Without altering anything, repeat each of the records.
━━━ Extracted material
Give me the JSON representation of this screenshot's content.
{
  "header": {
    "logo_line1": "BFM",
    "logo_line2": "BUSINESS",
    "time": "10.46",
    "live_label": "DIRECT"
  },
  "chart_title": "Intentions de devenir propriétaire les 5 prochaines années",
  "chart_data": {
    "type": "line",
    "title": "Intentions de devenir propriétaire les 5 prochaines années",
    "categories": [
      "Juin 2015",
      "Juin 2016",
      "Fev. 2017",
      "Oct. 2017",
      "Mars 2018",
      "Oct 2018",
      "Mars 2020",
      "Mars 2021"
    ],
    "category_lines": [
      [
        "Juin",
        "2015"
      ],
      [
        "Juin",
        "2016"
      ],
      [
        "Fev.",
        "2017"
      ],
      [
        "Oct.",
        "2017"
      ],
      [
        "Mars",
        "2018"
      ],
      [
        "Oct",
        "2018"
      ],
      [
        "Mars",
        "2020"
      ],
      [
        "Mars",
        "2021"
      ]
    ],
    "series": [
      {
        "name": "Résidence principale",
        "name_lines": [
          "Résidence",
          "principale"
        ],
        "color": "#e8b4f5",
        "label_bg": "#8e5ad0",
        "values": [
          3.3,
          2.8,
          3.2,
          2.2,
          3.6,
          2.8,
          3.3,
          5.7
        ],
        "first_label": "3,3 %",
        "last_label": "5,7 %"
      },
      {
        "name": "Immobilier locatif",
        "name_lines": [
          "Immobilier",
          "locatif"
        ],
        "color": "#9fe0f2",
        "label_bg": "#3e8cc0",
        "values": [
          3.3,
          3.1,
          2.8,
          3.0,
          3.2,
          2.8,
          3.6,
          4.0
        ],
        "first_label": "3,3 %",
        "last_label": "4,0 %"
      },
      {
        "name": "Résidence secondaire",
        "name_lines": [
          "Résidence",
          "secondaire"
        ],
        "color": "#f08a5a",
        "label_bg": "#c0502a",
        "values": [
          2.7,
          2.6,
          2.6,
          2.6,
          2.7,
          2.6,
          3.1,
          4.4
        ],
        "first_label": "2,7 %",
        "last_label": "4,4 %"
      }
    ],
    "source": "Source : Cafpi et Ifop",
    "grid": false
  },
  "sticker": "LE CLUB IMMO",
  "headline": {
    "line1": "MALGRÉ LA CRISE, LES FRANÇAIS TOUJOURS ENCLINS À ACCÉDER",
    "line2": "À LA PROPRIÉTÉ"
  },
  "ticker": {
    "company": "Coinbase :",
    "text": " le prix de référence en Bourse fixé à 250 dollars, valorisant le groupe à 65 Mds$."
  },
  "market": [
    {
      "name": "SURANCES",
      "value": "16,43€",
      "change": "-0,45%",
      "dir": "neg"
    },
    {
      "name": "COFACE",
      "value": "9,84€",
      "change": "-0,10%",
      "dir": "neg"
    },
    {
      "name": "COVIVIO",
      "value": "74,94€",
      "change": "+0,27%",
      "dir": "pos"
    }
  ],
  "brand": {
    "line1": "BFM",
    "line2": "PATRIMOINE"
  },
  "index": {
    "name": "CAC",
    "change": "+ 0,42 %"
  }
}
━━━━━━
Full response:
Give me the JSON representation of this screenshot's content.
{
  "header": {
    "logo_line1": "BFM",
    "logo_line2": "BUSINESS",
    "time": "10.46",
    "live_label": "DIRECT"
  },
  "chart_title": "Intentions de devenir propriétaire les 5 prochaines années",
  "chart_data": {
    "type": "line",
    "title": "Intentions de devenir propriétaire les 5 prochaines années",
    "categories": [
      "Juin 2015",
      "Juin 2016",
      "Fev. 2017",
      "Oct. 2017",
      "Mars 2018",
      "Oct 2018",
      "Mars 2020",
      "Mars 2021"
    ],
    "category_lines": [
      [
        "Juin",
        "2015"
      ],
      [
        "Juin",
        "2016"
      ],
      [
        "Fev.",
        "2017"
      ],
      [
        "Oct.",
        "2017"
      ],
      [
        "Mars",
        "2018"
      ],
      [
        "Oct",
        "2018"
      ],
      [
        "Mars",
        "2020"
      ],
      [
        "Mars",
        "2021"
      ]
    ],
    "series": [
      {
        "name": "Résidence principale",
        "name_lines": [
          "Résidence",
          "principale"
        ],
        "color": "#e8b4f5",
        "label_bg": "#8e5ad0",
        "values": [
          3.3,
          2.8,
          3.2,
          2.2,
          3.6,
          2.8,
          3.3,
          5.7
        ],
        "first_label": "3,3 %",
        "last_label": "5,7 %"
      },
      {
        "name": "Immobilier locatif",
        "name_lines": [
          "Immobilier",
          "locatif"
        ],
        "color": "#9fe0f2",
        "label_bg": "#3e8cc0",
        "values": [
          3.3,
          3.1,
          2.8,
          3.0,
          3.2,
          2.8,
          3.6,
          4.0
        ],
        "first_label": "3,3 %",
        "last_label": "4,0 %"
      },
      {
        "name": "Résidence secondaire",
        "name_lines": [
          "Résidence",
          "secondaire"
        ],
        "color": "#f08a5a",
        "label_bg": "#c0502a",
        "values": [
          2.7,
          2.6,
          2.6,
          2.6,
          2.7,
          2.6,
          3.1,
          4.4
        ],
        "first_label": "2,7 %",
        "last_label": "4,4 %"
      }
    ],
    "source": "Source : Cafpi et Ifop",
    "grid": false
  },
  "sticker": "LE CLUB IMMO",
  "headline": {
    "line1": "MALGRÉ LA CRISE, LES FRANÇAIS TOUJOURS ENCLINS À ACCÉDER",
    "line2": "À LA PROPRIÉTÉ"
  },
  "ticker": {
    "company": "Coinbase :",
    "text": " le prix de référence en Bourse fixé à 250 dollars, valorisant le groupe à 65 Mds$."
  },
  "market": [
    {
      "name": "SURANCES",
      "value": "16,43€",
      "change": "-0,45%",
      "dir": "neg"
    },
    {
      "name": "COFACE",
      "value": "9,84€",
      "change": "-0,10%",
      "dir": "neg"
    },
    {
      "name": "COVIVIO",
      "value": "74,94€",
      "change": "+0,27%",
      "dir": "pos"
    }
  ],
  "brand": {
    "line1": "BFM",
    "line2": "PATRIMOINE"
  },
  "index": {
    "name": "CAC",
    "change": "+ 0,42 %"
  }
}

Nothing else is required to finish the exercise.